Problem:
From the records below, pull each line that has "with".

Information provided:

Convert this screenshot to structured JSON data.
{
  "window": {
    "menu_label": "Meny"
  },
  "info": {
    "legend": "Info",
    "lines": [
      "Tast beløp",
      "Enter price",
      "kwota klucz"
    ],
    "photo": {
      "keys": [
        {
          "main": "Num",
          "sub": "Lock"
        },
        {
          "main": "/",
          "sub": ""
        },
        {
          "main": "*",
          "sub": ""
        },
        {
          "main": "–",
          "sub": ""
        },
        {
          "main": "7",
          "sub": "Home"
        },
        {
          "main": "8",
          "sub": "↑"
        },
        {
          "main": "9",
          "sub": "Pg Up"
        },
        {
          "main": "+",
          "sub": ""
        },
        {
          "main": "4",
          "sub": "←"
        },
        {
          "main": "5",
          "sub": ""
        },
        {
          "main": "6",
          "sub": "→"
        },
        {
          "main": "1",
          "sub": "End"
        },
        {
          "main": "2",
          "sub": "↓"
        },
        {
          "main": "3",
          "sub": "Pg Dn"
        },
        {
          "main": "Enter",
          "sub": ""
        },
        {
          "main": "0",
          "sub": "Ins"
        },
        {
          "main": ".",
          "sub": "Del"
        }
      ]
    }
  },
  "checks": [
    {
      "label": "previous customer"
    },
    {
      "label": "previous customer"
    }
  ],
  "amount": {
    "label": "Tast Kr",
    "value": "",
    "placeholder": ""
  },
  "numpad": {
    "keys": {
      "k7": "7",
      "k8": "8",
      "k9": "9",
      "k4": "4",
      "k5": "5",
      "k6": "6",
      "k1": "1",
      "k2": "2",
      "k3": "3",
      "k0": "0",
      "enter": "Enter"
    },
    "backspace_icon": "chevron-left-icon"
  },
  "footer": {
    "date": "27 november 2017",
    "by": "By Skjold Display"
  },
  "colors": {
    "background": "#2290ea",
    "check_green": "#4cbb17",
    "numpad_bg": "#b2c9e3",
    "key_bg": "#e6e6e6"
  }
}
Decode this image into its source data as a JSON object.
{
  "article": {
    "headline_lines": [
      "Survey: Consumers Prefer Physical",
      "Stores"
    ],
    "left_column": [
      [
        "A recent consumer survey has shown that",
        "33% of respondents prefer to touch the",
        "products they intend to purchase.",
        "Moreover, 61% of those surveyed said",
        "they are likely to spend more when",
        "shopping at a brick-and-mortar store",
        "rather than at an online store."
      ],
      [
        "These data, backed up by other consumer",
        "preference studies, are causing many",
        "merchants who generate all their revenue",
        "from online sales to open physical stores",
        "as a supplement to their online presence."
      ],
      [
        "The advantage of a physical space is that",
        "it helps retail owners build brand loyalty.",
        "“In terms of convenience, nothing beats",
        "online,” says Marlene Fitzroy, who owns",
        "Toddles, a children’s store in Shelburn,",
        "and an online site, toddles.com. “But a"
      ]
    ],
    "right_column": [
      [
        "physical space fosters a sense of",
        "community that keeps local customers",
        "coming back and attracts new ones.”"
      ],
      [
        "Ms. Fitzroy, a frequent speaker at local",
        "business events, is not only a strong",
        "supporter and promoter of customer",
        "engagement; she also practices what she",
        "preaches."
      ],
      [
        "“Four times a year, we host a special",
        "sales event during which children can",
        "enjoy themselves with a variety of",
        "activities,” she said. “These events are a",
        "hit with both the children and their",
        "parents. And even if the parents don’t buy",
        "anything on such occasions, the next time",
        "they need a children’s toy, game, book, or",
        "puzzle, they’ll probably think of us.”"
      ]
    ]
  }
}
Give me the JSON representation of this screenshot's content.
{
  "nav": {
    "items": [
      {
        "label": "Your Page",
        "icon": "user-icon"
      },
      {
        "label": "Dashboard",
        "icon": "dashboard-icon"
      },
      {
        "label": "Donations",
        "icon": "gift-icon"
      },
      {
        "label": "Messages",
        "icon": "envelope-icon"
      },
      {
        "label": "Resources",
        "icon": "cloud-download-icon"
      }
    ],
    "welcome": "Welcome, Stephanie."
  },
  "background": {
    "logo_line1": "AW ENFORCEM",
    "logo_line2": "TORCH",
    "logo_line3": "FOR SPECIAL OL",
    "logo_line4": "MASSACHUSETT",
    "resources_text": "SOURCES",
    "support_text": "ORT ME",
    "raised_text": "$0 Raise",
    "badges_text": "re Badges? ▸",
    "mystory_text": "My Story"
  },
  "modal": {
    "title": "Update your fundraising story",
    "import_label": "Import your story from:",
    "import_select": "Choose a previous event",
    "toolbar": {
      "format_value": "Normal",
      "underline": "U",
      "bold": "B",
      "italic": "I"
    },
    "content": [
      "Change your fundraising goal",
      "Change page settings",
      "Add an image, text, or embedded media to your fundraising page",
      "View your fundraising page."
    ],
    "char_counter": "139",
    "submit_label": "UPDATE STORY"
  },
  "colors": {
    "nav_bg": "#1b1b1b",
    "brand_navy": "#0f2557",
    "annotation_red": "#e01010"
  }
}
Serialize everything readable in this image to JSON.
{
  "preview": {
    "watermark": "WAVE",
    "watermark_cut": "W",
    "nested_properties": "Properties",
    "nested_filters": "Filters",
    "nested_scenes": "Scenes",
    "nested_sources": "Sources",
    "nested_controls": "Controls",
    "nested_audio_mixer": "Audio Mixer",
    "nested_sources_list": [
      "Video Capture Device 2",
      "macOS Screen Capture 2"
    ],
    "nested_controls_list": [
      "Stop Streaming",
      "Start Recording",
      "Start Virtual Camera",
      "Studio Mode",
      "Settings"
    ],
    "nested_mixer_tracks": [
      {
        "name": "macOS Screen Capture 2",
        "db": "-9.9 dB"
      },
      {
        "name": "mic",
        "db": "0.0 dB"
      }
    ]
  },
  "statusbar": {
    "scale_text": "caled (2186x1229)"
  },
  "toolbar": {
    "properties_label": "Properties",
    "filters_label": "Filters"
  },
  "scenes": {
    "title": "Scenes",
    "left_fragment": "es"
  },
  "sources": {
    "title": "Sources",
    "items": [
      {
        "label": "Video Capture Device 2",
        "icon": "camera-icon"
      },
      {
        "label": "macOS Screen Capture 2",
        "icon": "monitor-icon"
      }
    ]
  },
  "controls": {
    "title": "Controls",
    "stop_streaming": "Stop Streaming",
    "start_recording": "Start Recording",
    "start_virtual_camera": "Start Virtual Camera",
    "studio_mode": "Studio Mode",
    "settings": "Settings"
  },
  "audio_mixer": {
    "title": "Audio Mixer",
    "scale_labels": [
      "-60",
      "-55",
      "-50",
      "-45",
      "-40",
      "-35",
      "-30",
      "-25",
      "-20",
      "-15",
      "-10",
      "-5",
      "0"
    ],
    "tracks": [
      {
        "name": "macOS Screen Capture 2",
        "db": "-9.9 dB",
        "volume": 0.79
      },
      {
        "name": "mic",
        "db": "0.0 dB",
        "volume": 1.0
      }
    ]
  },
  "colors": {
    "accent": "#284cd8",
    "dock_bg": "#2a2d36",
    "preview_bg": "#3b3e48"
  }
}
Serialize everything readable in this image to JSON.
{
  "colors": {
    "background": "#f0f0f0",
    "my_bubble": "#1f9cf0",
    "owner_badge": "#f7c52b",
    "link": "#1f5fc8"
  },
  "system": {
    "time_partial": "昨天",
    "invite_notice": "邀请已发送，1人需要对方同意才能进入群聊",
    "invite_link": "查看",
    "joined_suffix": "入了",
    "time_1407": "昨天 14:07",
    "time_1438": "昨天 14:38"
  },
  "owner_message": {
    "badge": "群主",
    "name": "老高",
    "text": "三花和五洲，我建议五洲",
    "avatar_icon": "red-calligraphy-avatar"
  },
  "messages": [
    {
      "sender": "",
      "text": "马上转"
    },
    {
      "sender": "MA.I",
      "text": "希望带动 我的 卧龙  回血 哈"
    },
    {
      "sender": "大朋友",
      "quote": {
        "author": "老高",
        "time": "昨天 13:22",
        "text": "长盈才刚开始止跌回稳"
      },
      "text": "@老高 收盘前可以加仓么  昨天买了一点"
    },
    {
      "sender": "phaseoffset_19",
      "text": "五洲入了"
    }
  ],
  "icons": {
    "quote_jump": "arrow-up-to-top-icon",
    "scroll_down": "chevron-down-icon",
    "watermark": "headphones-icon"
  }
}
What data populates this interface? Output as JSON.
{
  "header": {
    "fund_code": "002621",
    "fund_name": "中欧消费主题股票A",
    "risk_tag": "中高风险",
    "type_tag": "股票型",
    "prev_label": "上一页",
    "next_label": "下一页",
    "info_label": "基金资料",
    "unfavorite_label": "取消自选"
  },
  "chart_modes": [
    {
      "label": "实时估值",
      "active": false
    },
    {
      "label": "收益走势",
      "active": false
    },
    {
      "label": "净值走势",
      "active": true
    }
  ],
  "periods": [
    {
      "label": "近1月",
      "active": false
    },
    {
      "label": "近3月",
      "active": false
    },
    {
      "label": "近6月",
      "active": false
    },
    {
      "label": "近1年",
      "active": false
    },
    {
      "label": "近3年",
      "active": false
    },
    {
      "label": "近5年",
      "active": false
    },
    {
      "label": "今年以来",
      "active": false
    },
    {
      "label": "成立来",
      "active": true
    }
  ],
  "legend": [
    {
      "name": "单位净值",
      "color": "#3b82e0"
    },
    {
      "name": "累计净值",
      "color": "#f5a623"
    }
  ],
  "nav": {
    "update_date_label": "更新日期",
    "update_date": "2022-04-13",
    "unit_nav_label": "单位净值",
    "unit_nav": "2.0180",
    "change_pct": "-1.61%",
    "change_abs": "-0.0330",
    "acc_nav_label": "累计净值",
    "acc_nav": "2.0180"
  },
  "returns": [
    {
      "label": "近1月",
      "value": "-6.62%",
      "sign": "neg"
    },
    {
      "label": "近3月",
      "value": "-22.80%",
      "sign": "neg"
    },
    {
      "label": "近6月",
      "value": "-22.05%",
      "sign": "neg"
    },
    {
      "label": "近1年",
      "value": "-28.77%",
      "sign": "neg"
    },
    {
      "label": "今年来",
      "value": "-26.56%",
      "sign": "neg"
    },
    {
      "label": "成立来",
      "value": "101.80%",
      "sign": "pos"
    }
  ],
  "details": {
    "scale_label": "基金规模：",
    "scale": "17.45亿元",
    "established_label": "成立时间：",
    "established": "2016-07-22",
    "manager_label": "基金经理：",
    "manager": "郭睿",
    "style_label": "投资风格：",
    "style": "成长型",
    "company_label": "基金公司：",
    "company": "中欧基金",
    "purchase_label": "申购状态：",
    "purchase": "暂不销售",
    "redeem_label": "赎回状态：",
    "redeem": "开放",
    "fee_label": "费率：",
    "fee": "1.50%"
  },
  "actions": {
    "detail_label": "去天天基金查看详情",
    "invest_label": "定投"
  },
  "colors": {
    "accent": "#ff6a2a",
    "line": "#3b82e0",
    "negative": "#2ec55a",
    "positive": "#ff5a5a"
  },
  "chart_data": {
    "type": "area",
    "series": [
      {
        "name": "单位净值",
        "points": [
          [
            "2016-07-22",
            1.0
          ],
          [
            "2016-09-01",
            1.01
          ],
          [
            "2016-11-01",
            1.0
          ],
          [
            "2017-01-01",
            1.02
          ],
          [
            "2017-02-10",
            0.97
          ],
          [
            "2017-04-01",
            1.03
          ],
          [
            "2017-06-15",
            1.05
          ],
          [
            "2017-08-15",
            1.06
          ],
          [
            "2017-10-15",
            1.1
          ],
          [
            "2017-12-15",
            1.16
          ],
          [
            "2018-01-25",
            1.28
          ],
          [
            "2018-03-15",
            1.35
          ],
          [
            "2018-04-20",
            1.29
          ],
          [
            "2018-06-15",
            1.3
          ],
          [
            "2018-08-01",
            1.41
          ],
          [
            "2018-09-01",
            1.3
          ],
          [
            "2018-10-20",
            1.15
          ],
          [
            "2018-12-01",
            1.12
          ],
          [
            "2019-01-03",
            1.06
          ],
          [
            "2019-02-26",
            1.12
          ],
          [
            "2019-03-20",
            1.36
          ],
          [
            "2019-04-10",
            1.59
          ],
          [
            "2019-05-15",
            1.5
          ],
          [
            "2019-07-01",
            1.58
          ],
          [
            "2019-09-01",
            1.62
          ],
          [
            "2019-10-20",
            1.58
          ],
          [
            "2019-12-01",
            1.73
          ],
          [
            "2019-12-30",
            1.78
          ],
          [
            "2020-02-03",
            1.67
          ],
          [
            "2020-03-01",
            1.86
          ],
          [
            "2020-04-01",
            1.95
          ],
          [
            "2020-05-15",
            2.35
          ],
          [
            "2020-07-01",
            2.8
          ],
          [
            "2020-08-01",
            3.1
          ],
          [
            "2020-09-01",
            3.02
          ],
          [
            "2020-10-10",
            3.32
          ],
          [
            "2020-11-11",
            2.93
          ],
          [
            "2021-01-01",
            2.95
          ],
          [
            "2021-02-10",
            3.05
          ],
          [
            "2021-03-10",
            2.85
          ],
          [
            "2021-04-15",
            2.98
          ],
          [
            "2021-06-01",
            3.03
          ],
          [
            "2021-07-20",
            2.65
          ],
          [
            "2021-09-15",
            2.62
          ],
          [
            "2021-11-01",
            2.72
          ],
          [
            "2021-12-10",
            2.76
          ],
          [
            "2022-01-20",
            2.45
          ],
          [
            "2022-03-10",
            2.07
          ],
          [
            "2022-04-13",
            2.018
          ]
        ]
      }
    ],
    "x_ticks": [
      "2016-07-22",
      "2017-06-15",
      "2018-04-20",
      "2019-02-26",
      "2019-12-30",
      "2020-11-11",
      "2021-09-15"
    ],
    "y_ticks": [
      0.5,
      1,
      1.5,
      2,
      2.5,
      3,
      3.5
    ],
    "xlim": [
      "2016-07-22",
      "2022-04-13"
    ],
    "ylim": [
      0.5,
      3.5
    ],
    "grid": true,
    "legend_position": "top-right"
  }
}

Written answer:
        "enjoy themselves with a variety of",
        "hit with both the children and their",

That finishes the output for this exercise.